Begin EXTRACTED ENTRIES
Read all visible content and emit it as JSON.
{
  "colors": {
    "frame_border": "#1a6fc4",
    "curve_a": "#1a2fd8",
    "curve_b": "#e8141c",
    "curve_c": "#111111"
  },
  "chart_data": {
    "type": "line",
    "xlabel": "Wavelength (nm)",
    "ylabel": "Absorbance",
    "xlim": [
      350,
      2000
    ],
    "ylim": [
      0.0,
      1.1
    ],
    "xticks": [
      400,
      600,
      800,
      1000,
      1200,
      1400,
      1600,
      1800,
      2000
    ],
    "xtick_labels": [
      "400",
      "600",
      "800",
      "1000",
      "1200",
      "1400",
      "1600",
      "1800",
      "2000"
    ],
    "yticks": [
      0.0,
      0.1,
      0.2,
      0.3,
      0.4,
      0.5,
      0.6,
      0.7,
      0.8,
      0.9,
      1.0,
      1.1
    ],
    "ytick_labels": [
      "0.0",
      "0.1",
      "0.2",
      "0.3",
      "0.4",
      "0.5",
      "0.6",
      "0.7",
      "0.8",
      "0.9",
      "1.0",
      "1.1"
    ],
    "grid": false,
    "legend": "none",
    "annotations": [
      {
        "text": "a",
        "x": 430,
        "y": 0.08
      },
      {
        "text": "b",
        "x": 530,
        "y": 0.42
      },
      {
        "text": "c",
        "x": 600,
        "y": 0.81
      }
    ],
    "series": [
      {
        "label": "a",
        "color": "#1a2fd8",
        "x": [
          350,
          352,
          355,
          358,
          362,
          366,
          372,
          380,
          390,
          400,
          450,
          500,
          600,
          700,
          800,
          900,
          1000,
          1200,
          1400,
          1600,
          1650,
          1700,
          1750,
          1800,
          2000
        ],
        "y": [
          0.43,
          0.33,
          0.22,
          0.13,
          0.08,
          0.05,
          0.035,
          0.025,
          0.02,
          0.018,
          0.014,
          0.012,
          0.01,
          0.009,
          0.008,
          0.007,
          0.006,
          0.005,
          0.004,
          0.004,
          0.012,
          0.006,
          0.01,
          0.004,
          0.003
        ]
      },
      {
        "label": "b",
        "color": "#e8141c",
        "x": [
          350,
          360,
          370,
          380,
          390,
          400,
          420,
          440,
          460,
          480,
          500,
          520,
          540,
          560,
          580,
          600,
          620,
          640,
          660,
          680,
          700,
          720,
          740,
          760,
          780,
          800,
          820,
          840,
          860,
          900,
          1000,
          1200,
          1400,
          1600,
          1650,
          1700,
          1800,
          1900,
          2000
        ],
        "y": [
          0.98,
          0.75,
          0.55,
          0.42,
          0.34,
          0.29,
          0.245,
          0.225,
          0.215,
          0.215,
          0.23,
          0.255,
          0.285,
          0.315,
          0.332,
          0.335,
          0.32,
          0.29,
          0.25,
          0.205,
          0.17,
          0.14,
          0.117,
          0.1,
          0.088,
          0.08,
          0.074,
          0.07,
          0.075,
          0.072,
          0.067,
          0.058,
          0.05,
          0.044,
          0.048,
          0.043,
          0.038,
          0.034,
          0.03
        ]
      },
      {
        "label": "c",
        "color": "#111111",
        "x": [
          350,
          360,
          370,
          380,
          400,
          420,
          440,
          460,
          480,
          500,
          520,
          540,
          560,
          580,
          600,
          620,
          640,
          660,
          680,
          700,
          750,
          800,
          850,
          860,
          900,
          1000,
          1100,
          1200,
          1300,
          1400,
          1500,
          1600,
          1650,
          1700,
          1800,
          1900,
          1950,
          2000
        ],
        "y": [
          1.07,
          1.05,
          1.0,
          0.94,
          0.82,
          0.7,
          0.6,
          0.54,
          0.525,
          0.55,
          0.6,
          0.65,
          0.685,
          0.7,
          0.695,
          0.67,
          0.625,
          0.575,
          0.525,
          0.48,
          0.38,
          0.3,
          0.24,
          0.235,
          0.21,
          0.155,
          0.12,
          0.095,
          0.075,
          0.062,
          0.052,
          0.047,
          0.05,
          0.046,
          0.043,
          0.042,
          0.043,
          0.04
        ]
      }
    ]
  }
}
End EXTRACTED ENTRIES
**STATED GOAL**
Send back all of the entries exactly, with nothing missing.

**WRITTEN SOLUTION**
Read all visible content and emit it as JSON.
{
  "colors": {
    "frame_border": "#1a6fc4",
    "curve_a": "#1a2fd8",
    "curve_b": "#e8141c",
    "curve_c": "#111111"
  },
  "chart_data": {
    "type": "line",
    "xlabel": "Wavelength (nm)",
    "ylabel": "Absorbance",
    "xlim": [
      350,
      2000
    ],
    "ylim": [
      0.0,
      1.1
    ],
    "xticks": [
      400,
      600,
      800,
      1000,
      1200,
      1400,
      1600,
      1800,
      2000
    ],
    "xtick_labels": [
      "400",
      "600",
      "800",
      "1000",
      "1200",
      "1400",
      "1600",
      "1800",
      "2000"
    ],
    "yticks": [
      0.0,
      0.1,
      0.2,
      0.3,
      0.4,
      0.5,
      0.6,
      0.7,
      0.8,
      0.9,
      1.0,
      1.1
    ],
    "ytick_labels": [
      "0.0",
      "0.1",
      "0.2",
      "0.3",
      "0.4",
      "0.5",
      "0.6",
      "0.7",
      "0.8",
      "0.9",
      "1.0",
      "1.1"
    ],
    "grid": false,
    "legend": "none",
    "annotations": [
      {
        "text": "a",
        "x": 430,
        "y": 0.08
      },
      {
        "text": "b",
        "x": 530,
        "y": 0.42
      },
      {
        "text": "c",
        "x": 600,
        "y": 0.81
      }
    ],
    "series": [
      {
        "label": "a",
        "color": "#1a2fd8",
        "x": [
          350,
          352,
          355,
          358,
          362,
          366,
          372,
          380,
          390,
          400,
          450,
          500,
          600,
          700,
          800,
          900,
          1000,
          1200,
          1400,
          1600,
          1650,
          1700,
          1750,
          1800,
          2000
        ],
        "y": [
          0.43,
          0.33,
          0.22,
          0.13,
          0.08,
          0.05,
          0.035,
          0.025,
          0.02,
          0.018,
          0.014,
          0.012,
          0.01,
          0.009,
          0.008,
          0.007,
          0.006,
          0.005,
          0.004,
          0.004,
          0.012,
          0.006,
          0.01,
          0.004,
          0.003
        ]
      },
      {
        "label": "b",
        "color": "#e8141c",
        "x": [
          350,
          360,
          370,
          380,
          390,
          400,
          420,
          440,
          460,
          480,
          500,
          520,
          540,
          560,
          580,
          600,
          620,
          640,
          660,
          680,
          700,
          720,
          740,
          760,
          780,
          800,
          820,
          840,
          860,
          900,
          1000,
          1200,
          1400,
          1600,
          1650,
          1700,
          1800,
          1900,
          2000
        ],
        "y": [
          0.98,
          0.75,
          0.55,
          0.42,
          0.34,
          0.29,
          0.245,
          0.225,
          0.215,
          0.215,
          0.23,
          0.255,
          0.285,
          0.315,
          0.332,
          0.335,
          0.32,
          0.29,
          0.25,
          0.205,
          0.17,
          0.14,
          0.117,
          0.1,
          0.088,
          0.08,
          0.074,
          0.07,
          0.075,
          0.072,
          0.067,
          0.058,
          0.05,
          0.044,
          0.048,
          0.043,
          0.038,
          0.034,
          0.03
        ]
      },
      {
        "label": "c",
        "color": "#111111",
        "x": [
          350,
          360,
          370,
          380,
          400,
          420,
          440,
          460,
          480,
          500,
          520,
          540,
          560,
          580,
          600,
          620,
          640,
          660,
          680,
          700,
          750,
          800,
          850,
          860,
          900,
          1000,
          1100,
          1200,
          1300,
          1400,
          1500,
          1600,
          1650,
          1700,
          1800,
          1900,
          1950,
          2000
        ],
        "y": [
          1.07,
          1.05,
          1.0,
          0.94,
          0.82,
          0.7,
          0.6,
          0.54,
          0.525,
          0.55,
          0.6,
          0.65,
          0.685,
          0.7,
          0.695,
          0.67,
          0.625,
          0.575,
          0.525,
          0.48,
          0.38,
          0.3,
          0.24,
          0.235,
          0.21,
          0.155,
          0.12,
          0.095,
          0.075,
          0.062,
          0.052,
          0.047,
          0.05,
          0.046,
          0.043,
          0.042,
          0.043,
          0.04
        ]
      }
    ]
  }
}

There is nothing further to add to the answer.